::: DATA SUPPLIED :::
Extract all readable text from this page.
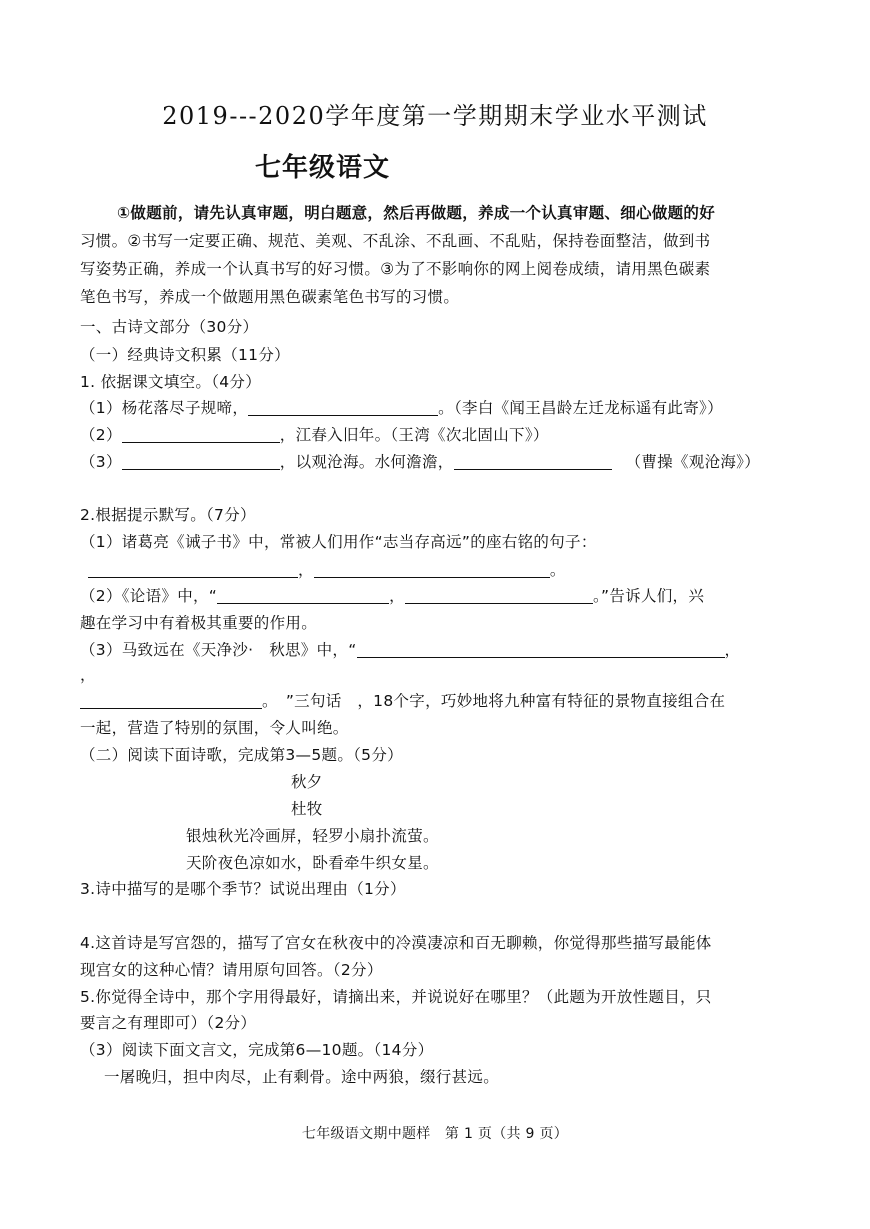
2019---2020学年度第一学期期末学业水平测试
七年级语文
①做题前，请先认真审题，明白题意，然后再做题，养成一个认真审题、细心做题的好
习惯。②书写一定要正确、规范、美观、不乱涂、不乱画、不乱贴，保持卷面整洁，做到书
写姿势正确，养成一个认真书写的好习惯。③为了不影响你的网上阅卷成绩，请用黑色碳素
笔色书写，养成一个做题用黑色碳素笔色书写的习惯。
一、古诗文部分（30分）
（一）经典诗文积累（11分）
1. 依据课文填空。（4分）
（1）杨花落尽子规啼，	。（李白《闻王昌龄左迁龙标遥有此寄》）
（2）	，江春入旧年。（王湾《次北固山下》）
（3）	，以观沧海。水何澹澹，	（曹操《观沧海》）
2.根据提示默写。（7分）
（1）诸葛亮《诫子书》中，常被人们用作“志当存高远”的座右铭的句子：
，	。
（2）《论语》中，“	，	。”告诉人们，兴
趣在学习中有着极其重要的作用。
（3）马致远在《天净沙·　秋思》中，“	，
，
。　”三句话　，18个字，巧妙地将九种富有特征的景物直接组合在
一起，营造了特别的氛围，令人叫绝。
（二）阅读下面诗歌，完成第3—5题。（5分）
秋夕
杜牧
银烛秋光冷画屏，轻罗小扇扑流萤。
天阶夜色凉如水，卧看牵牛织女星。
3.诗中描写的是哪个季节？试说出理由（1分）
4.这首诗是写宫怨的，描写了宫女在秋夜中的冷漠凄凉和百无聊赖，你觉得那些描写最能体
现宫女的这种心情？请用原句回答。（2分）
5.你觉得全诗中，那个字用得最好，请摘出来，并说说好在哪里？（此题为开放性题目，只
要言之有理即可）（2分）
（3）阅读下面文言文，完成第6—10题。（14分）
一屠晚归，担中肉尽，止有剩骨。途中两狼，缀行甚远。
七年级语文期中题样　第 1 页（共 9 页）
:::
REQUIREMENTS — Quote every line word for word and keep the images out of the copy.

TASK RESPONSE —
Extract all readable text from this page.
2019---2020学年度第一学期期末学业水平测试
七年级语文
①做题前，请先认真审题，明白题意，然后再做题，养成一个认真审题、细心做题的好
习惯。②书写一定要正确、规范、美观、不乱涂、不乱画、不乱贴，保持卷面整洁，做到书
写姿势正确，养成一个认真书写的好习惯。③为了不影响你的网上阅卷成绩，请用黑色碳素
笔色书写，养成一个做题用黑色碳素笔色书写的习惯。
一、古诗文部分（30分）
（一）经典诗文积累（11分）
1. 依据课文填空。（4分）
（1）杨花落尽子规啼，	。（李白《闻王昌龄左迁龙标遥有此寄》）
（2）	，江春入旧年。（王湾《次北固山下》）
（3）	，以观沧海。水何澹澹，	（曹操《观沧海》）
2.根据提示默写。（7分）
（1）诸葛亮《诫子书》中，常被人们用作“志当存高远”的座右铭的句子：
，	。
（2）《论语》中，“	，	。”告诉人们，兴
趣在学习中有着极其重要的作用。
（3）马致远在《天净沙·　秋思》中，“	，
，
。　”三句话　，18个字，巧妙地将九种富有特征的景物直接组合在
一起，营造了特别的氛围，令人叫绝。
（二）阅读下面诗歌，完成第3—5题。（5分）
秋夕
杜牧
银烛秋光冷画屏，轻罗小扇扑流萤。
天阶夜色凉如水，卧看牵牛织女星。
3.诗中描写的是哪个季节？试说出理由（1分）
4.这首诗是写宫怨的，描写了宫女在秋夜中的冷漠凄凉和百无聊赖，你觉得那些描写最能体
现宫女的这种心情？请用原句回答。（2分）
5.你觉得全诗中，那个字用得最好，请摘出来，并说说好在哪里？（此题为开放性题目，只
要言之有理即可）（2分）
（3）阅读下面文言文，完成第6—10题。（14分）
一屠晚归，担中肉尽，止有剩骨。途中两狼，缀行甚远。
七年级语文期中题样　第 1 页（共 9 页）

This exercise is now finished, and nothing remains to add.